§ Records shown

◇ ◇ ◇ ◇ ◇ ◇ ◇

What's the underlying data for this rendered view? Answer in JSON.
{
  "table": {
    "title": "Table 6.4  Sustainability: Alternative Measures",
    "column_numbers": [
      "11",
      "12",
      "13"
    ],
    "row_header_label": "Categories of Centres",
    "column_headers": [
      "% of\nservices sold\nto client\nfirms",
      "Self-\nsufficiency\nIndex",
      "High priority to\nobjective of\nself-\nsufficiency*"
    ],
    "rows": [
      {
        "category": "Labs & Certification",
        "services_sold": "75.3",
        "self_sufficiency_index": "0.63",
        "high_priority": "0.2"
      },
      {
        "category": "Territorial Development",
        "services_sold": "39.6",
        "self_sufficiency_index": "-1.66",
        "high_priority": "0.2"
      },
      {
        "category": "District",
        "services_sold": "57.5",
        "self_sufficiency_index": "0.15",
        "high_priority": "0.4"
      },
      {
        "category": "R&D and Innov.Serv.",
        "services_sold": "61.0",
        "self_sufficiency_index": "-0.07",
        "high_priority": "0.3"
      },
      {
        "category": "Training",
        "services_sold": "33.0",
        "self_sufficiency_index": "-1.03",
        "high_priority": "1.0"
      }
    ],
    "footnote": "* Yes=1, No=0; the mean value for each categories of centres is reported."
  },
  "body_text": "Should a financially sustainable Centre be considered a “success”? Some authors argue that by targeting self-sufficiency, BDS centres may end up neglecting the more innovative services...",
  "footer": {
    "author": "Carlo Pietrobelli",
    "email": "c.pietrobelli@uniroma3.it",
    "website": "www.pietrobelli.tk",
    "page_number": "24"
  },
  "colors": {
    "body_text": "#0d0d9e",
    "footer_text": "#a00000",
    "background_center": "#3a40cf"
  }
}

◇ ◇ ◇ ◇ ◇ ◇ ◇

§ Problem statement
Print the material above once more, exactly.

§ Task solution
What's the underlying data for this rendered view? Answer in JSON.
{
  "table": {
    "title": "Table 6.4  Sustainability: Alternative Measures",
    "column_numbers": [
      "11",
      "12",
      "13"
    ],
    "row_header_label": "Categories of Centres",
    "column_headers": [
      "% of\nservices sold\nto client\nfirms",
      "Self-\nsufficiency\nIndex",
      "High priority to\nobjective of\nself-\nsufficiency*"
    ],
    "rows": [
      {
        "category": "Labs & Certification",
        "services_sold": "75.3",
        "self_sufficiency_index": "0.63",
        "high_priority": "0.2"
      },
      {
        "category": "Territorial Development",
        "services_sold": "39.6",
        "self_sufficiency_index": "-1.66",
        "high_priority": "0.2"
      },
      {
        "category": "District",
        "services_sold": "57.5",
        "self_sufficiency_index": "0.15",
        "high_priority": "0.4"
      },
      {
        "category": "R&D and Innov.Serv.",
        "services_sold": "61.0",
        "self_sufficiency_index": "-0.07",
        "high_priority": "0.3"
      },
      {
        "category": "Training",
        "services_sold": "33.0",
        "self_sufficiency_index": "-1.03",
        "high_priority": "1.0"
      }
    ],
    "footnote": "* Yes=1, No=0; the mean value for each categories of centres is reported."
  },
  "body_text": "Should a financially sustainable Centre be considered a “success”? Some authors argue that by targeting self-sufficiency, BDS centres may end up neglecting the more innovative services...",
  "footer": {
    "author": "Carlo Pietrobelli",
    "email": "c.pietrobelli@uniroma3.it",
    "website": "www.pietrobelli.tk",
    "page_number": "24"
  },
  "colors": {
    "body_text": "#0d0d9e",
    "footer_text": "#a00000",
    "background_center": "#3a40cf"
  }
}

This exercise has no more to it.